EXERCISE INSTRUCTIONS ::
Please copy every line of the records below that holds the word "dMTi".

MATERIAL SUPPLIED ::
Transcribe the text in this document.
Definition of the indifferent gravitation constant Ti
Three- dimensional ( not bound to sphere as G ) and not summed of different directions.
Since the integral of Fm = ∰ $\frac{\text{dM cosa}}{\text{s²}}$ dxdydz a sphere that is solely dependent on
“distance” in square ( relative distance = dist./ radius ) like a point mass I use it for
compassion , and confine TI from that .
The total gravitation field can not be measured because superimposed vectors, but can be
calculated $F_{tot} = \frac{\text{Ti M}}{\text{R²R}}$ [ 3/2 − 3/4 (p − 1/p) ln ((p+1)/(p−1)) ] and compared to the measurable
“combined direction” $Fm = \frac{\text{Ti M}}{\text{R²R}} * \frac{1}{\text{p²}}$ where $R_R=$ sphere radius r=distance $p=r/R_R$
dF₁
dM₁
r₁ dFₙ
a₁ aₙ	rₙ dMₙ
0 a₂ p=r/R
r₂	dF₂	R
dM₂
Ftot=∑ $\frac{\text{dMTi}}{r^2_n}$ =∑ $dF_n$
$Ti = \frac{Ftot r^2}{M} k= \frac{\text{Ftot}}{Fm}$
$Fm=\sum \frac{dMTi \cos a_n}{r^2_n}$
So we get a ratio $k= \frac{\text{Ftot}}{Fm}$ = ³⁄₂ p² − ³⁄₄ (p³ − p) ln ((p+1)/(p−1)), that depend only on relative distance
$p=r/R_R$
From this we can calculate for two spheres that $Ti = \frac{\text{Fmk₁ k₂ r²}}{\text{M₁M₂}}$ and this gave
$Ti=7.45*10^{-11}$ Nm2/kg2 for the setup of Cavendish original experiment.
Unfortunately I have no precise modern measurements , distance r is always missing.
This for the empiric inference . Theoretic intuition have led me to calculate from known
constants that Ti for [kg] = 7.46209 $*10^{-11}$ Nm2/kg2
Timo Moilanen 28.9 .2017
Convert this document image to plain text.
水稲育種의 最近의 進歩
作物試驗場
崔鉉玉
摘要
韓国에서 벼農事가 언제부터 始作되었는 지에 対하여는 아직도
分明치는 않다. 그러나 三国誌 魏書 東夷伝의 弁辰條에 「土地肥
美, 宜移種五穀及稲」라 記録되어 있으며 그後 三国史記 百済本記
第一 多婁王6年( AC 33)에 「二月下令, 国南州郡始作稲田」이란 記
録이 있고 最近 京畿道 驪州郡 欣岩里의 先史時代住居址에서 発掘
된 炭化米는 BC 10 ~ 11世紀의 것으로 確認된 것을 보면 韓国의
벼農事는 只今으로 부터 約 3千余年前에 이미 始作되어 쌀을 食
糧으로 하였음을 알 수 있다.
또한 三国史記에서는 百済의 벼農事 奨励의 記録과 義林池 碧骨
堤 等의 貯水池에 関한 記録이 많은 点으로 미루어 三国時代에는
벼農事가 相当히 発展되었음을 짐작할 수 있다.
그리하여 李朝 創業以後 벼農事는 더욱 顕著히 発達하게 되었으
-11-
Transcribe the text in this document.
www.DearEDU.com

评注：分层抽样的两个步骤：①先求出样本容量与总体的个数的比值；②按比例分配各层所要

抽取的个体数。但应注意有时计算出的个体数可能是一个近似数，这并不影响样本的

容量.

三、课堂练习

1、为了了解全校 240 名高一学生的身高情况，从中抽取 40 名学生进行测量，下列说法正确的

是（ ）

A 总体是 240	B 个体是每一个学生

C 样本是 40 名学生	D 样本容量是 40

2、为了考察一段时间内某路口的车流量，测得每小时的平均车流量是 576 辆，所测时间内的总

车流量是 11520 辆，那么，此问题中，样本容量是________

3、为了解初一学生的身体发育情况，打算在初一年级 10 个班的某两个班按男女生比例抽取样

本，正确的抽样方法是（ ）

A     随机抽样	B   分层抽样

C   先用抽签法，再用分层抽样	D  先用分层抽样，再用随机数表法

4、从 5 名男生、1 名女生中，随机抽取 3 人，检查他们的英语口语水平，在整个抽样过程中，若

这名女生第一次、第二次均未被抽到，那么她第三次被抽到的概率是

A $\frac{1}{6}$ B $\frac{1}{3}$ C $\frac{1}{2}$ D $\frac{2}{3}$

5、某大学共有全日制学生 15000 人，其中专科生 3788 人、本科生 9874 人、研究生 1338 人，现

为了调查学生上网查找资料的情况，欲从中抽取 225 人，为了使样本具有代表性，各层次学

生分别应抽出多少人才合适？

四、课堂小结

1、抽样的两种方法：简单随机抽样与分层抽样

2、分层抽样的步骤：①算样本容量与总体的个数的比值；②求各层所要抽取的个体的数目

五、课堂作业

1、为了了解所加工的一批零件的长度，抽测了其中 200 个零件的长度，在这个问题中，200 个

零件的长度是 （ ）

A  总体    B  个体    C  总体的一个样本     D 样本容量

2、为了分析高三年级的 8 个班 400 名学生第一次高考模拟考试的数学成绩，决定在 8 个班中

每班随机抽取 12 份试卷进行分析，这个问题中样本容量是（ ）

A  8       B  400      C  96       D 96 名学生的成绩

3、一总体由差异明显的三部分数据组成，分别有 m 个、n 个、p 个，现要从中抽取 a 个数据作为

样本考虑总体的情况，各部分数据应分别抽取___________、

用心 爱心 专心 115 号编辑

WORKED ANSWER ::
Ftot=∑ $\frac{\text{dMTi}}{r^2_n}$ =∑ $dF_n$
$Fm=\sum \frac{dMTi \cos a_n}{r^2_n}$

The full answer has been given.